**PROBLEM REQUIREMENTS**
Return an exact copy of the lines from the one holding "What text is on this page?" to the end of the data, including both the starting and final lines. Leave the pictures out.

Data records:
=====
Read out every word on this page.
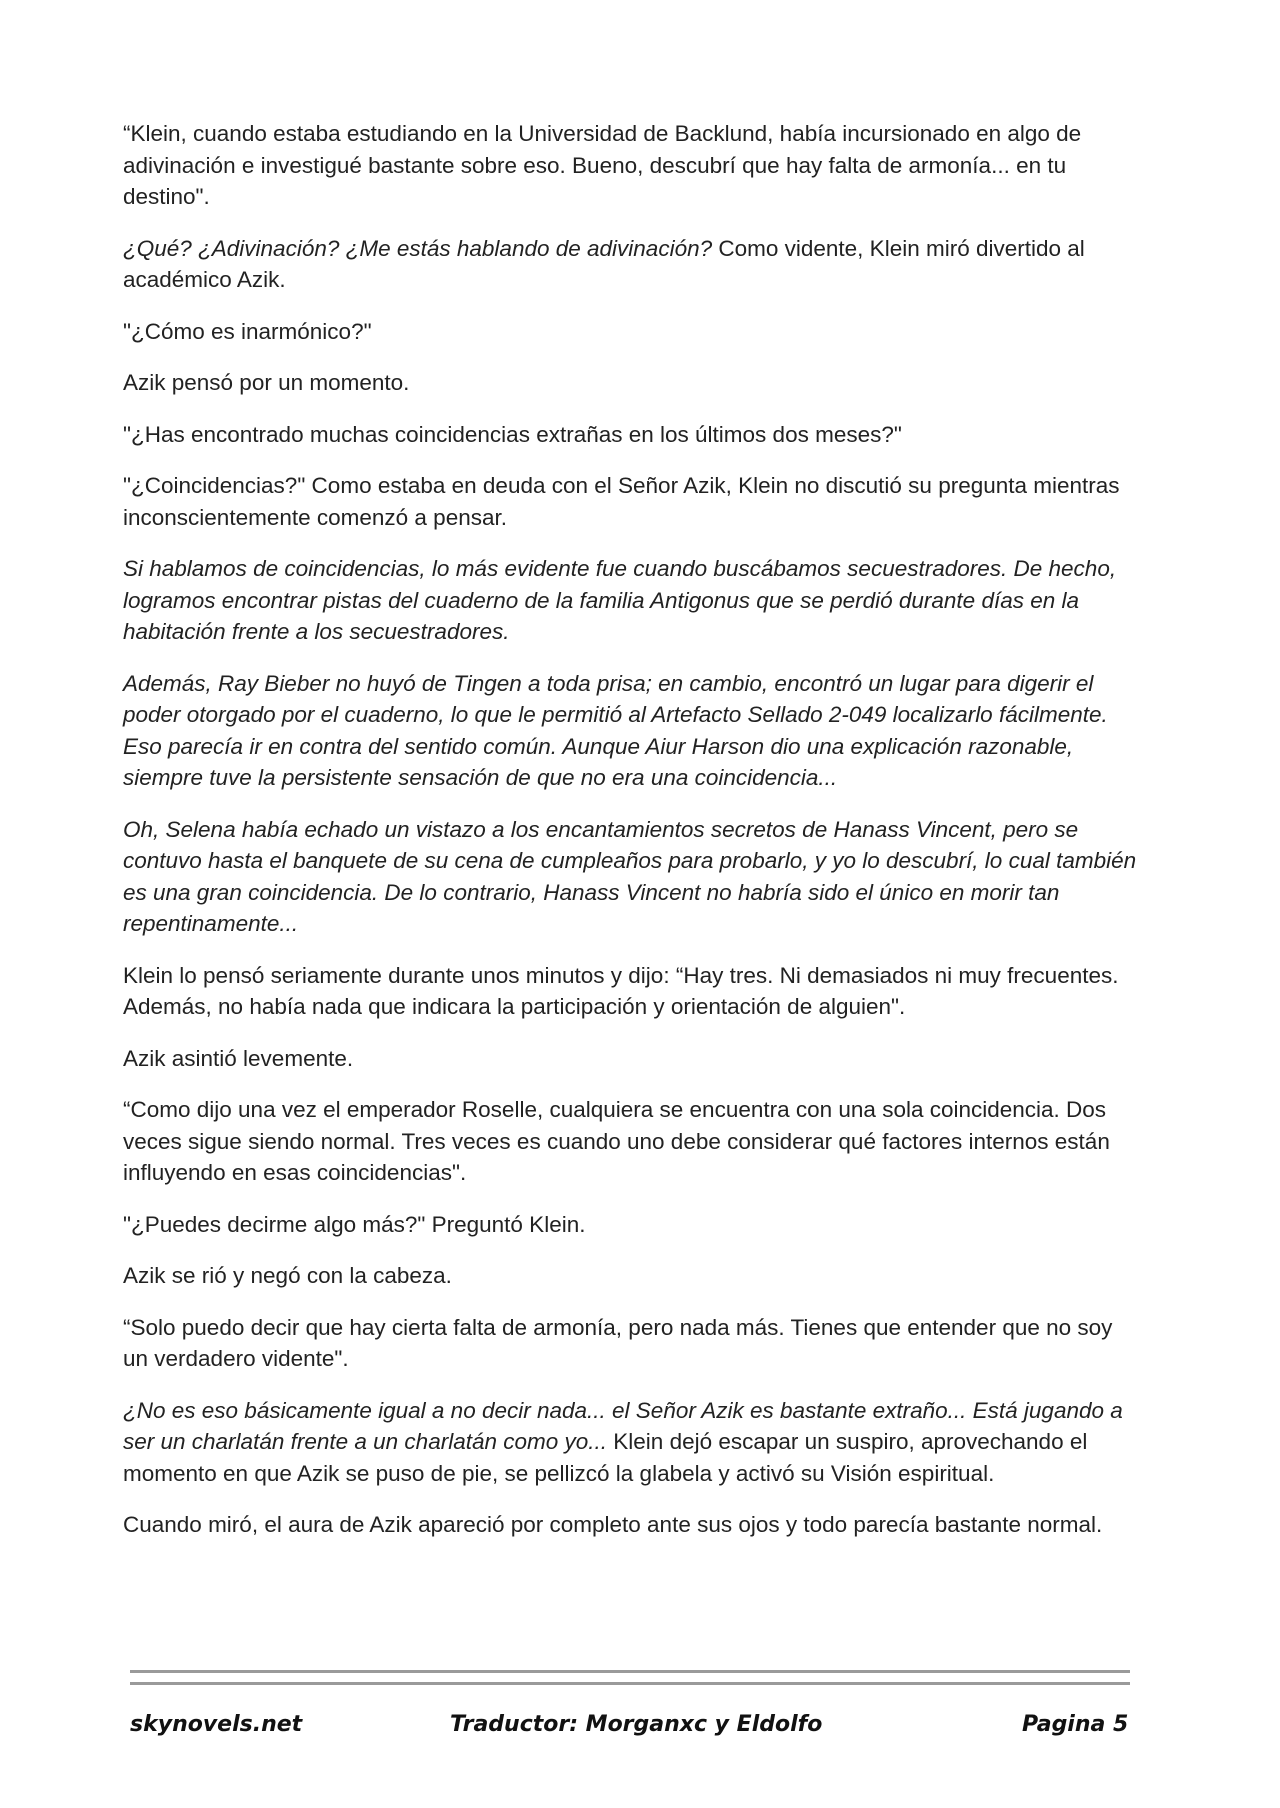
“Klein, cuando estaba estudiando en la Universidad de Backlund, había incursionado en algo de adivinación e investigué bastante sobre eso. Bueno, descubrí que hay falta de armonía... en tu destino".

¿Qué? ¿Adivinación? ¿Me estás hablando de adivinación? Como vidente, Klein miró divertido al académico Azik.

"¿Cómo es inarmónico?"

Azik pensó por un momento.

"¿Has encontrado muchas coincidencias extrañas en los últimos dos meses?"

"¿Coincidencias?" Como estaba en deuda con el Señor Azik, Klein no discutió su pregunta mientras inconscientemente comenzó a pensar.

Si hablamos de coincidencias, lo más evidente fue cuando buscábamos secuestradores. De hecho, logramos encontrar pistas del cuaderno de la familia Antigonus que se perdió durante días en la habitación frente a los secuestradores.

Además, Ray Bieber no huyó de Tingen a toda prisa; en cambio, encontró un lugar para digerir el poder otorgado por el cuaderno, lo que le permitió al Artefacto Sellado 2-049 localizarlo fácilmente. Eso parecía ir en contra del sentido común. Aunque Aiur Harson dio una explicación razonable, siempre tuve la persistente sensación de que no era una coincidencia...

Oh, Selena había echado un vistazo a los encantamientos secretos de Hanass Vincent, pero se contuvo hasta el banquete de su cena de cumpleaños para probarlo, y yo lo descubrí, lo cual también es una gran coincidencia. De lo contrario, Hanass Vincent no habría sido el único en morir tan repentinamente...

Klein lo pensó seriamente durante unos minutos y dijo: “Hay tres. Ni demasiados ni muy frecuentes. Además, no había nada que indicara la participación y orientación de alguien".

Azik asintió levemente.

“Como dijo una vez el emperador Roselle, cualquiera se encuentra con una sola coincidencia. Dos veces sigue siendo normal. Tres veces es cuando uno debe considerar qué factores internos están influyendo en esas coincidencias".

"¿Puedes decirme algo más?" Preguntó Klein.

Azik se rió y negó con la cabeza.

“Solo puedo decir que hay cierta falta de armonía, pero nada más. Tienes que entender que no soy un verdadero vidente".

¿No es eso básicamente igual a no decir nada... el Señor Azik es bastante extraño... Está jugando a ser un charlatán frente a un charlatán como yo... Klein dejó escapar un suspiro, aprovechando el momento en que Azik se puso de pie, se pellizcó la glabela y activó su Visión espiritual.

Cuando miró, el aura de Azik apareció por completo ante sus ojos y todo parecía bastante normal.

skynovels.net	Traductor: Morganxc y Eldolfo	Pagina 5
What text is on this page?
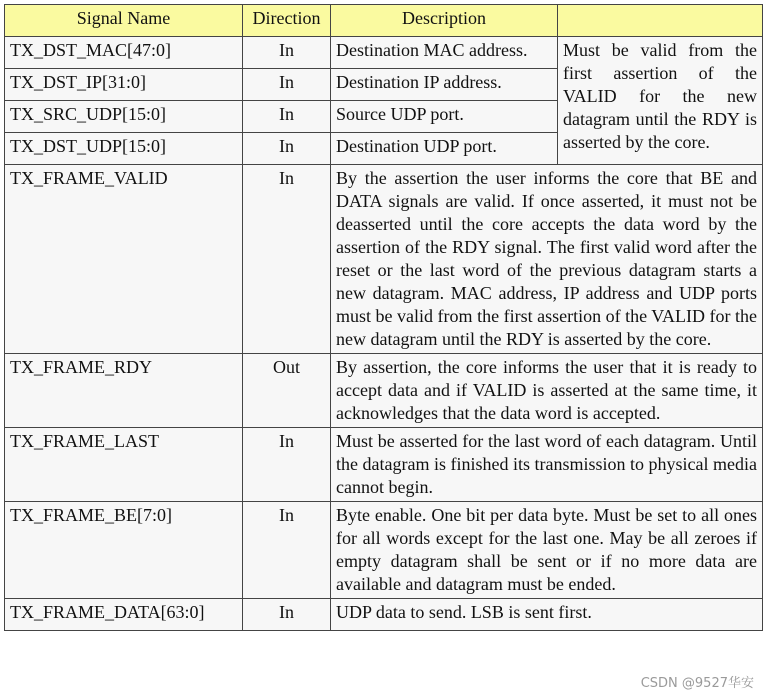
Signal Name	Direction	Description	
TX_DST_MAC[47:0]	In	Destination MAC address.	Must be valid from the first assertion of the VALID for the new datagram until the RDY is asserted by the core.
TX_DST_IP[31:0]	In	Destination IP address.	
TX_SRC_UDP[15:0]	In	Source UDP port.	
TX_DST_UDP[15:0]	In	Destination UDP port.	
TX_FRAME_VALID	In	By the assertion the user informs the core that BE and DATA signals are valid. If once asserted, it must not be deasserted until the core accepts the data word by the assertion of the RDY signal. The first valid word after the reset or the last word of the previous datagram starts a new datagram. MAC address, IP address and UDP ports must be valid from the first assertion of the VALID for the new datagram until the RDY is asserted by the core.	
TX_FRAME_RDY	Out	By assertion, the core informs the user that it is ready to accept data and if VALID is asserted at the same time, it acknowledges that the data word is accepted.	
TX_FRAME_LAST	In	Must be asserted for the last word of each datagram. Until the datagram is finished its transmission to physical media cannot begin.	
TX_FRAME_BE[7:0]	In	Byte enable. One bit per data byte. Must be set to all ones for all words except for the last one. May be all zeroes if empty datagram shall be sent or if no more data are available and datagram must be ended.	
TX_FRAME_DATA[63:0]	In	UDP data to send. LSB is sent first.	
CSDN @9527华安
=====
**EXPECTED ANSWER**
What text is on this page?
Signal Name	Direction	Description	
TX_DST_MAC[47:0]	In	Destination MAC address.	Must be valid from the first assertion of the VALID for the new datagram until the RDY is asserted by the core.
TX_DST_IP[31:0]	In	Destination IP address.	
TX_SRC_UDP[15:0]	In	Source UDP port.	
TX_DST_UDP[15:0]	In	Destination UDP port.	
TX_FRAME_VALID	In	By the assertion the user informs the core that BE and DATA signals are valid. If once asserted, it must not be deasserted until the core accepts the data word by the assertion of the RDY signal. The first valid word after the reset or the last word of the previous datagram starts a new datagram. MAC address, IP address and UDP ports must be valid from the first assertion of the VALID for the new datagram until the RDY is asserted by the core.	
TX_FRAME_RDY	Out	By assertion, the core informs the user that it is ready to accept data and if VALID is asserted at the same time, it acknowledges that the data word is accepted.	
TX_FRAME_LAST	In	Must be asserted for the last word of each datagram. Until the datagram is finished its transmission to physical media cannot begin.	
TX_FRAME_BE[7:0]	In	Byte enable. One bit per data byte. Must be set to all ones for all words except for the last one. May be all zeroes if empty datagram shall be sent or if no more data are available and datagram must be ended.	
TX_FRAME_DATA[63:0]	In	UDP data to send. LSB is sent first.	
CSDN @9527华安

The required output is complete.